(Saved items from a collection)
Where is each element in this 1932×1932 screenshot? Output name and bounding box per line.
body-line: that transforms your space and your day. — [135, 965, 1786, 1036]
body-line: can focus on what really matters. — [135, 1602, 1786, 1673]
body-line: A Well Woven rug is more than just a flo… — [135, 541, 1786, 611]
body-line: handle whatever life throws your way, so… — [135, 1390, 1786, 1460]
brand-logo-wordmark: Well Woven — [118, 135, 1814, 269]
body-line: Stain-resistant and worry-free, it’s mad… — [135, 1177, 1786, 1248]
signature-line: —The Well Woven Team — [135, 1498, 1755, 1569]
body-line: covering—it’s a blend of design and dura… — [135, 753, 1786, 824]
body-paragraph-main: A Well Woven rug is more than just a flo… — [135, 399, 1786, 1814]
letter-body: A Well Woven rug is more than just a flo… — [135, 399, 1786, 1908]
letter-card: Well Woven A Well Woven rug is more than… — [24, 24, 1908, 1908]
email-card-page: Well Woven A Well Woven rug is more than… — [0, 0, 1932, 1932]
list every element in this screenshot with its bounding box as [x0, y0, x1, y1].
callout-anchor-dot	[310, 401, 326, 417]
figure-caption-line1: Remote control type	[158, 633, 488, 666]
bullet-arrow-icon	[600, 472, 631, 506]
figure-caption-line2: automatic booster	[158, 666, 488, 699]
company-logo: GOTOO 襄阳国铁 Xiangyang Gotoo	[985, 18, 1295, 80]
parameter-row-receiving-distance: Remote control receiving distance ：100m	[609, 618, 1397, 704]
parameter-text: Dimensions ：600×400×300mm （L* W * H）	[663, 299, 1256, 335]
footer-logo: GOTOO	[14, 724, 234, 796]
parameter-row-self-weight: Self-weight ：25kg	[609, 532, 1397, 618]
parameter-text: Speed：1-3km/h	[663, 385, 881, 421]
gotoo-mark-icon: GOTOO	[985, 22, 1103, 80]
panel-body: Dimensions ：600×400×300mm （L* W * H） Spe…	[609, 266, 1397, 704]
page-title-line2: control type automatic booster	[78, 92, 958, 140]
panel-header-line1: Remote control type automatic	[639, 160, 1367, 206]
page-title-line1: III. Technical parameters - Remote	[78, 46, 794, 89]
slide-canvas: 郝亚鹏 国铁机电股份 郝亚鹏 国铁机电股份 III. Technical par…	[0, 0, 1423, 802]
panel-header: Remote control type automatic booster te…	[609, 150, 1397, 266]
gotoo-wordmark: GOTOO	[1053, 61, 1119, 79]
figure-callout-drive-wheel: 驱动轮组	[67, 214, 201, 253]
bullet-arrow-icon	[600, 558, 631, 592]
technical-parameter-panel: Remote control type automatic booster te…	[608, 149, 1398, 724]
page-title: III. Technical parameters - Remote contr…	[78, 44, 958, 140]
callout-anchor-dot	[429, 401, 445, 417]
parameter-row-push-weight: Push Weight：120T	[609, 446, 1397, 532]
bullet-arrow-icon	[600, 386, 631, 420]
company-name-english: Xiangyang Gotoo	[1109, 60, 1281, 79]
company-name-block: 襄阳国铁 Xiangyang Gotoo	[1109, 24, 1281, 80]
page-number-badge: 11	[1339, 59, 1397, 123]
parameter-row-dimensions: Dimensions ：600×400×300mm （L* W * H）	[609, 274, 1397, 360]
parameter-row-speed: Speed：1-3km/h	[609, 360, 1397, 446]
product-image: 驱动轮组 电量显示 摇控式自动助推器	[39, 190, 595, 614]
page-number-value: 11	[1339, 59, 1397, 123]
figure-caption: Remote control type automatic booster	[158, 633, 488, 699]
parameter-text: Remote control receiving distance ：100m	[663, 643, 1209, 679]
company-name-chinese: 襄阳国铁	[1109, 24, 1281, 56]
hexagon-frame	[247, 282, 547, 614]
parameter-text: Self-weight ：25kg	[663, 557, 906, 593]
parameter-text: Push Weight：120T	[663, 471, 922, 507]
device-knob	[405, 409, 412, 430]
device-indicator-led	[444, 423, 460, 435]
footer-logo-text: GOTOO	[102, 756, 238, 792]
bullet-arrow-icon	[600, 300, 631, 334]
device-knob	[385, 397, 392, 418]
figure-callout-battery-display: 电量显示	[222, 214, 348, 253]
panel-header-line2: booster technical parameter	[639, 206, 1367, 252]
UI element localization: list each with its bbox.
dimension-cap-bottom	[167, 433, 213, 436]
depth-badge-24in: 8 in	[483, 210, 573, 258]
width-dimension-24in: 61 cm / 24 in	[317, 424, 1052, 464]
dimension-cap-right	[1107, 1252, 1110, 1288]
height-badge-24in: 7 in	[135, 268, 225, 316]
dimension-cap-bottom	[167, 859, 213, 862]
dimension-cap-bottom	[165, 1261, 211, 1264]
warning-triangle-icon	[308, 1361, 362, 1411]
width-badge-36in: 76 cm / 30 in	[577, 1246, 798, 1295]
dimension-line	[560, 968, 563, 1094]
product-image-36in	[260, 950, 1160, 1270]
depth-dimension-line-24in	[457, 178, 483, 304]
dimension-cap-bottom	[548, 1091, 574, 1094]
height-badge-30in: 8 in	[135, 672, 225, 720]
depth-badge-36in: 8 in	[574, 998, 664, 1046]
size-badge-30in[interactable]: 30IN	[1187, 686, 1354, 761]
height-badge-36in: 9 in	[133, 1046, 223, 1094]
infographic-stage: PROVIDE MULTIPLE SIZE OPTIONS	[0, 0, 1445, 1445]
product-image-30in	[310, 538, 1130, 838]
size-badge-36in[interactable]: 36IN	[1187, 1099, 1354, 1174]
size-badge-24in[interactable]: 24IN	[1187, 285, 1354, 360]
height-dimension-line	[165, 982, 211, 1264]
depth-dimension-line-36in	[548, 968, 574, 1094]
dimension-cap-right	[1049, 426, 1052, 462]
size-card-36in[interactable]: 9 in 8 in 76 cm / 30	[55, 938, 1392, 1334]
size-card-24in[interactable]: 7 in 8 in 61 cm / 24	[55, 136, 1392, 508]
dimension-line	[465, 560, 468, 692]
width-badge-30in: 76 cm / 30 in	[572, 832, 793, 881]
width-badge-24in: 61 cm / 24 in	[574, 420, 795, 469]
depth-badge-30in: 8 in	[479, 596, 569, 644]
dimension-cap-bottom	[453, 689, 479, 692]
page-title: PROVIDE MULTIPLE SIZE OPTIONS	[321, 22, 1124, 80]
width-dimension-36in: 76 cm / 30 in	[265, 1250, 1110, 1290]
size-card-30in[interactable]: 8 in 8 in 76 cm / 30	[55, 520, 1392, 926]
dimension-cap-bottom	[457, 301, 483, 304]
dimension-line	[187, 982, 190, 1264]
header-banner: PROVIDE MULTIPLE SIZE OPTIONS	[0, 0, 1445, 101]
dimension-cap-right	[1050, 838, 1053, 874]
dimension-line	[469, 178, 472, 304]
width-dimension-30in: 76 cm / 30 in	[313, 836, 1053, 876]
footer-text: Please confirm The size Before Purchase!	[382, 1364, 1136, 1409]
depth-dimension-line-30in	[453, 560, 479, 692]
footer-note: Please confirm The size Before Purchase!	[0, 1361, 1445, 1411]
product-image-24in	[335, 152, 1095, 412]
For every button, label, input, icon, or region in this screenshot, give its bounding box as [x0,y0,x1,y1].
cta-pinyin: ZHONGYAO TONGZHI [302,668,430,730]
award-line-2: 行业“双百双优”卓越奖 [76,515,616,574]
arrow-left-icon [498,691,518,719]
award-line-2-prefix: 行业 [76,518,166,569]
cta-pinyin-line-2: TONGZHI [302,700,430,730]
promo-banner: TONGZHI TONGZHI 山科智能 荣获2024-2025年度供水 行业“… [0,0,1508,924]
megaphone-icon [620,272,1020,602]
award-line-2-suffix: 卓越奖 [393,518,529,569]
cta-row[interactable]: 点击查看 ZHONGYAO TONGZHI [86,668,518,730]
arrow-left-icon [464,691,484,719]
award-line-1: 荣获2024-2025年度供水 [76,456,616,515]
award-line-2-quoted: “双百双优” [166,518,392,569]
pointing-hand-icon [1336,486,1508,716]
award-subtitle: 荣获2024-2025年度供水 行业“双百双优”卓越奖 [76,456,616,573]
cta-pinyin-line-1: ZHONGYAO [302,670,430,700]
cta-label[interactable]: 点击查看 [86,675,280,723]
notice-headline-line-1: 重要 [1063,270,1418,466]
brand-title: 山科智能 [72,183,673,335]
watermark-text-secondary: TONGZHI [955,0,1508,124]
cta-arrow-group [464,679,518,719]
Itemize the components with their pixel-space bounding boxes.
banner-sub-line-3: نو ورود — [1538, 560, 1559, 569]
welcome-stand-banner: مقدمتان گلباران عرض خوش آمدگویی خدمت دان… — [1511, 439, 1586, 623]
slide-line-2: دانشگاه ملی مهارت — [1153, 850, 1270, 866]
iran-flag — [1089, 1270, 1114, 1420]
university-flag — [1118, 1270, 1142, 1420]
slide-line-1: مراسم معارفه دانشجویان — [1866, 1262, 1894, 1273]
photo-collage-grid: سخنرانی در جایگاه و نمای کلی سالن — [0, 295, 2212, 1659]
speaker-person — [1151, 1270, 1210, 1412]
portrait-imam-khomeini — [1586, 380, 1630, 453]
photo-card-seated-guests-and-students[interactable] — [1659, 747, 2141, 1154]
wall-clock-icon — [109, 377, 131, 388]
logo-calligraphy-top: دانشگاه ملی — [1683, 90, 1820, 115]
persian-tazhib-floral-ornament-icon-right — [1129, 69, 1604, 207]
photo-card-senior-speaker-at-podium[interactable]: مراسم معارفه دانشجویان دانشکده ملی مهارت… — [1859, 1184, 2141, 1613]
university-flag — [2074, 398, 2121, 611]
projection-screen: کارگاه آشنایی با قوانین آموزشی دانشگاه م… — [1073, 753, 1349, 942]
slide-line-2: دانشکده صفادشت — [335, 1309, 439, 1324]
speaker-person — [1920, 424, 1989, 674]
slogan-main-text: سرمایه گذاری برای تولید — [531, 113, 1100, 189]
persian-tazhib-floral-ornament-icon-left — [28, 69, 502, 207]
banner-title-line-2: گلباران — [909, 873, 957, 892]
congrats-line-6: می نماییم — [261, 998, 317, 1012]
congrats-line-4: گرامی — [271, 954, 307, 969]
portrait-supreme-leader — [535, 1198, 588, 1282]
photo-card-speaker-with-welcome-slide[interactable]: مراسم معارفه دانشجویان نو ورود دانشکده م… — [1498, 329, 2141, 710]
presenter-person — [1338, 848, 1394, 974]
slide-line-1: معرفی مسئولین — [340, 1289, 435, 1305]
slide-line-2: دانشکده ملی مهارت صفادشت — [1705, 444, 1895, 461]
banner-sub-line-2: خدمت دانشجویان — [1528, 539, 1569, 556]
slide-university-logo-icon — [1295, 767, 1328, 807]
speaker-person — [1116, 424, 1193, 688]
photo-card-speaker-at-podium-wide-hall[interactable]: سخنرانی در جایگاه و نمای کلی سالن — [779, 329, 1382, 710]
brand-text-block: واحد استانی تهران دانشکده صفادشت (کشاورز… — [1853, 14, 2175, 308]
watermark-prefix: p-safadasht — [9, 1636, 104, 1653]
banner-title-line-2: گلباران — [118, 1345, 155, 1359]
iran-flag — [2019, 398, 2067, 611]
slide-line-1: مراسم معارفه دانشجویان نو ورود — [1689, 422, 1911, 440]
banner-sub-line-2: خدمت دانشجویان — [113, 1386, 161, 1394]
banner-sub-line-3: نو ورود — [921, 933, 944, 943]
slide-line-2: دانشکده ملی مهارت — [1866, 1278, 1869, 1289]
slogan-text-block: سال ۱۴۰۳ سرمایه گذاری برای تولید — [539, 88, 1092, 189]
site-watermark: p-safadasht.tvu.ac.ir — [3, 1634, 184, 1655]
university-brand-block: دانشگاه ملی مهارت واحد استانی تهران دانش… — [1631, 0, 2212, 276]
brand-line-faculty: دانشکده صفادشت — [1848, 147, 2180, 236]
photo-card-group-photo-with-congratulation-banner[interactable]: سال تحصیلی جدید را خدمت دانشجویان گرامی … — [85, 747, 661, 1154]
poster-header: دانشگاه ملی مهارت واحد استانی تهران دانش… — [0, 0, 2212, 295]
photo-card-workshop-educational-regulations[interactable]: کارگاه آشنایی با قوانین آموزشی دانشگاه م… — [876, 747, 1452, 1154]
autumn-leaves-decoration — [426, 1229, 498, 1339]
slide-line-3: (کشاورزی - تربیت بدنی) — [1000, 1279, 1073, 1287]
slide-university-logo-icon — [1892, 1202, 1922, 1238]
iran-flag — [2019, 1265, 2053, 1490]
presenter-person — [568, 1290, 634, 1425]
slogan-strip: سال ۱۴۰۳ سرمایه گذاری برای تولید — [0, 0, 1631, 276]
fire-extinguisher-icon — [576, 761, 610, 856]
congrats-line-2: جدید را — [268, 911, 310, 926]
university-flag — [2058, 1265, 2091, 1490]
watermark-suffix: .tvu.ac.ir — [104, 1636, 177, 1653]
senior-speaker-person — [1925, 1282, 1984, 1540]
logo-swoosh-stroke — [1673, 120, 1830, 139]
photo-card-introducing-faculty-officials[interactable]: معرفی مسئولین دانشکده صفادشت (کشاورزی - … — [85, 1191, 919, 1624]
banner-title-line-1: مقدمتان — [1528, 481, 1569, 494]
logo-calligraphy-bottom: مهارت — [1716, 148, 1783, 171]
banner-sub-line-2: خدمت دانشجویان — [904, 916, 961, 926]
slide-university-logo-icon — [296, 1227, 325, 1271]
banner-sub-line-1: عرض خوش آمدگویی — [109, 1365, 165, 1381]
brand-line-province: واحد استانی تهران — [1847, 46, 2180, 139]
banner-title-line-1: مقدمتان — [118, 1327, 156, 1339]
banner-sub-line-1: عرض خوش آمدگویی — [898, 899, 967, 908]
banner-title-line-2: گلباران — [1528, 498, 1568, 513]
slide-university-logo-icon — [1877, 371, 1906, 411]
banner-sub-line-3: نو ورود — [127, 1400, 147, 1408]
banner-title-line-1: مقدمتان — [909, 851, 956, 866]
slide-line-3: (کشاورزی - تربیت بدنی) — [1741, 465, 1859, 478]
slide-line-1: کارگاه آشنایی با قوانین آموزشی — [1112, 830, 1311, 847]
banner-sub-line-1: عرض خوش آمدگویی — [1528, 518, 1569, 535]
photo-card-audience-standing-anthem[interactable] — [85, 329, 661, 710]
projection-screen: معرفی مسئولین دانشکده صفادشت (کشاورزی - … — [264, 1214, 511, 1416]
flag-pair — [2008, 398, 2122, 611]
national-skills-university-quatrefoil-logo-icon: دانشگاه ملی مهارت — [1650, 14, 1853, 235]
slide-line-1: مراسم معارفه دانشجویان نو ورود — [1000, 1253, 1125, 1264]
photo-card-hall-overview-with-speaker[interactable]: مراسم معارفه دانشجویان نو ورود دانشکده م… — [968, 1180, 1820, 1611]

### GIVEN PROBLEM:
How many lines of the listing contain the string "safadasht"? Give only the count.

### FULL OUTPUT:
2